== Task objective ==
Write every line out verbatim and omit the pictures.

== Data shown ==
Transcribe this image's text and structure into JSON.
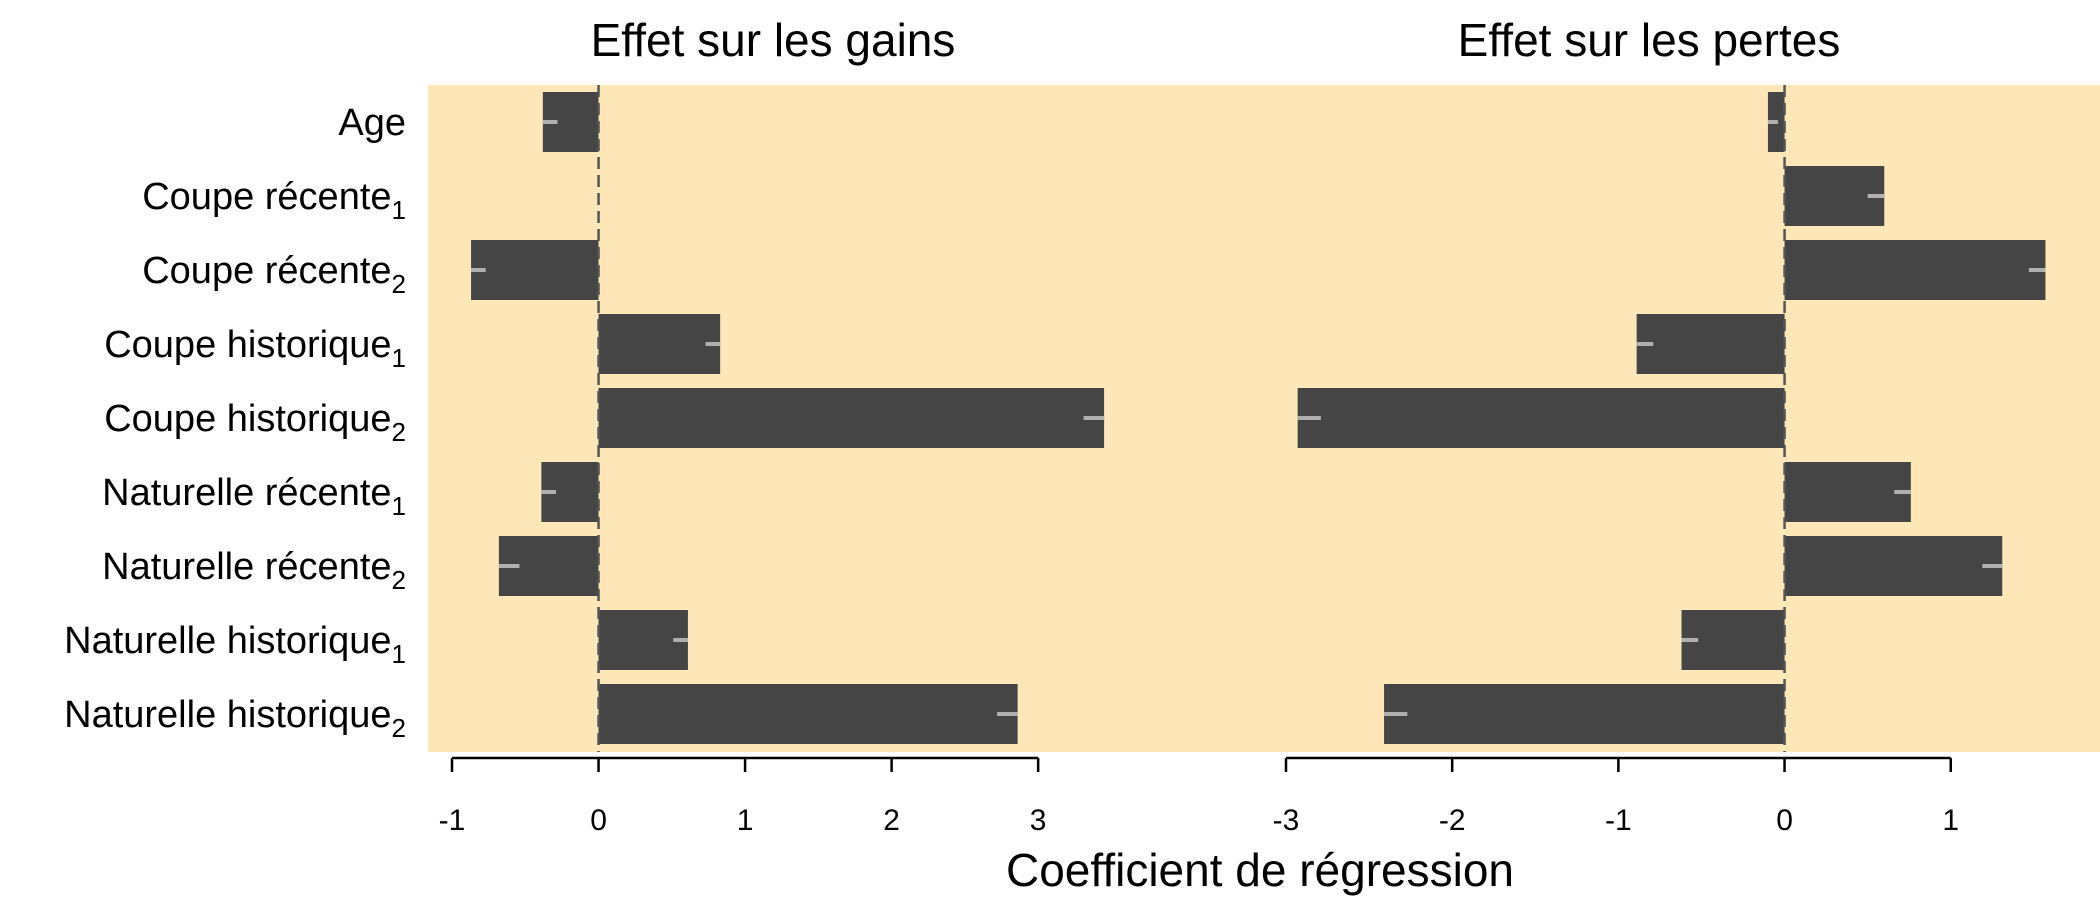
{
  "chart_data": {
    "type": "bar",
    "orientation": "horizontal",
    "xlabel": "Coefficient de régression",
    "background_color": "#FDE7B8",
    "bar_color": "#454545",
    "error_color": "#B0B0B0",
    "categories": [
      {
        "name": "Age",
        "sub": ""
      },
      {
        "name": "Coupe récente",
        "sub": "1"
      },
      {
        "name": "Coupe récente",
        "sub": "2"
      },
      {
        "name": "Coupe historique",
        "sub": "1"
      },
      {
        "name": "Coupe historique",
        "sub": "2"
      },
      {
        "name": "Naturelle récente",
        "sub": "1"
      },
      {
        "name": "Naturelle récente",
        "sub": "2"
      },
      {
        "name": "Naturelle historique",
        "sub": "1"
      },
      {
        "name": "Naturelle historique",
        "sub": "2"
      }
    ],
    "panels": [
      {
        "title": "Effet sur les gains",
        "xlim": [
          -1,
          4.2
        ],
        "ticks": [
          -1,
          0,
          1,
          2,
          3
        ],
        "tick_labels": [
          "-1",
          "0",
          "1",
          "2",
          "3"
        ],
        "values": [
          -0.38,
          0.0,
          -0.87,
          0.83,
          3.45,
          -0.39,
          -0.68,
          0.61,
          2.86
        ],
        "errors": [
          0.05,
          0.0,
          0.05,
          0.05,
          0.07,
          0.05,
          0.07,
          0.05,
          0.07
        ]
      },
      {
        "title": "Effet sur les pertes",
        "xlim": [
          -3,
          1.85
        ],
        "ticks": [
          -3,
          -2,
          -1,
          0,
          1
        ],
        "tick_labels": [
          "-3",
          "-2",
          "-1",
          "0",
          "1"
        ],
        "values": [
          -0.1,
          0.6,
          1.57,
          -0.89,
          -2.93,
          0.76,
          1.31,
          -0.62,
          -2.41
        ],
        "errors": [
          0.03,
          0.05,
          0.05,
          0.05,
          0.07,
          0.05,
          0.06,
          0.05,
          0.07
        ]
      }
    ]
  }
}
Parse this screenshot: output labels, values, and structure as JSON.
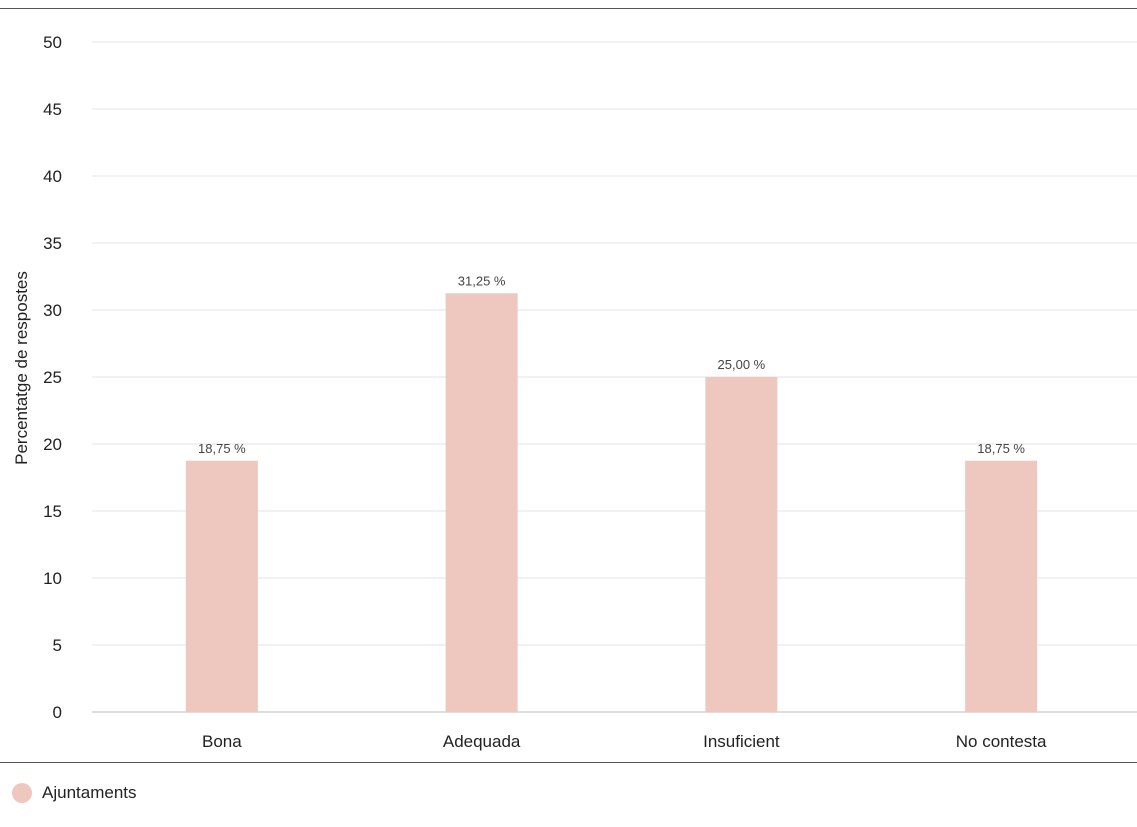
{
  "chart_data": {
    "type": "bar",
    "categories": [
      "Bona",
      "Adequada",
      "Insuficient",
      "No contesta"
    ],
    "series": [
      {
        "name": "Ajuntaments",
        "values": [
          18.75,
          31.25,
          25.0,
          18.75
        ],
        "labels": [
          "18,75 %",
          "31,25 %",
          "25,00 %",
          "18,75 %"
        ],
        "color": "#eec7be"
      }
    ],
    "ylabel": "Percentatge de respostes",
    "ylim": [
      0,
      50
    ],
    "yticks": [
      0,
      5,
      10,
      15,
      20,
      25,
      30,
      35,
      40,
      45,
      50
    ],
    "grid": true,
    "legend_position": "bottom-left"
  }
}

== Task solution ==
Transcribe this image's text and structure into JSON.
{
  "chart_data": {
    "type": "bar",
    "orientation": "horizontal",
    "xlabel": "Coefficient de régression",
    "background_color": "#FDE7B8",
    "bar_color": "#454545",
    "error_color": "#B0B0B0",
    "categories": [
      {
        "name": "Age",
        "sub": ""
      },
      {
        "name": "Coupe récente",
        "sub": "1"
      },
      {
        "name": "Coupe récente",
        "sub": "2"
      },
      {
        "name": "Coupe historique",
        "sub": "1"
      },
      {
        "name": "Coupe historique",
        "sub": "2"
      },
      {
        "name": "Naturelle récente",
        "sub": "1"
      },
      {
        "name": "Naturelle récente",
        "sub": "2"
      },
      {
        "name": "Naturelle historique",
        "sub": "1"
      },
      {
        "name": "Naturelle historique",
        "sub": "2"
      }
    ],
    "panels": [
      {
        "title": "Effet sur les gains",
        "xlim": [
          -1,
          4.2
        ],
        "ticks": [
          -1,
          0,
          1,
          2,
          3
        ],
        "tick_labels": [
          "-1",
          "0",
          "1",
          "2",
          "3"
        ],
        "values": [
          -0.38,
          0.0,
          -0.87,
          0.83,
          3.45,
          -0.39,
          -0.68,
          0.61,
          2.86
        ],
        "errors": [
          0.05,
          0.0,
          0.05,
          0.05,
          0.07,
          0.05,
          0.07,
          0.05,
          0.07
        ]
      },
      {
        "title": "Effet sur les pertes",
        "xlim": [
          -3,
          1.85
        ],
        "ticks": [
          -3,
          -2,
          -1,
          0,
          1
        ],
        "tick_labels": [
          "-3",
          "-2",
          "-1",
          "0",
          "1"
        ],
        "values": [
          -0.1,
          0.6,
          1.57,
          -0.89,
          -2.93,
          0.76,
          1.31,
          -0.62,
          -2.41
        ],
        "errors": [
          0.03,
          0.05,
          0.05,
          0.05,
          0.07,
          0.05,
          0.06,
          0.05,
          0.07
        ]
      }
    ]
  }
}
Parse this screenshot: output labels, values, and structure as JSON.
{
  "chart_data": {
    "type": "bar",
    "categories": [
      "Bona",
      "Adequada",
      "Insuficient",
      "No contesta"
    ],
    "series": [
      {
        "name": "Ajuntaments",
        "values": [
          18.75,
          31.25,
          25.0,
          18.75
        ],
        "labels": [
          "18,75 %",
          "31,25 %",
          "25,00 %",
          "18,75 %"
        ],
        "color": "#eec7be"
      }
    ],
    "ylabel": "Percentatge de respostes",
    "ylim": [
      0,
      50
    ],
    "yticks": [
      0,
      5,
      10,
      15,
      20,
      25,
      30,
      35,
      40,
      45,
      50
    ],
    "grid": true,
    "legend_position": "bottom-left"
  }
}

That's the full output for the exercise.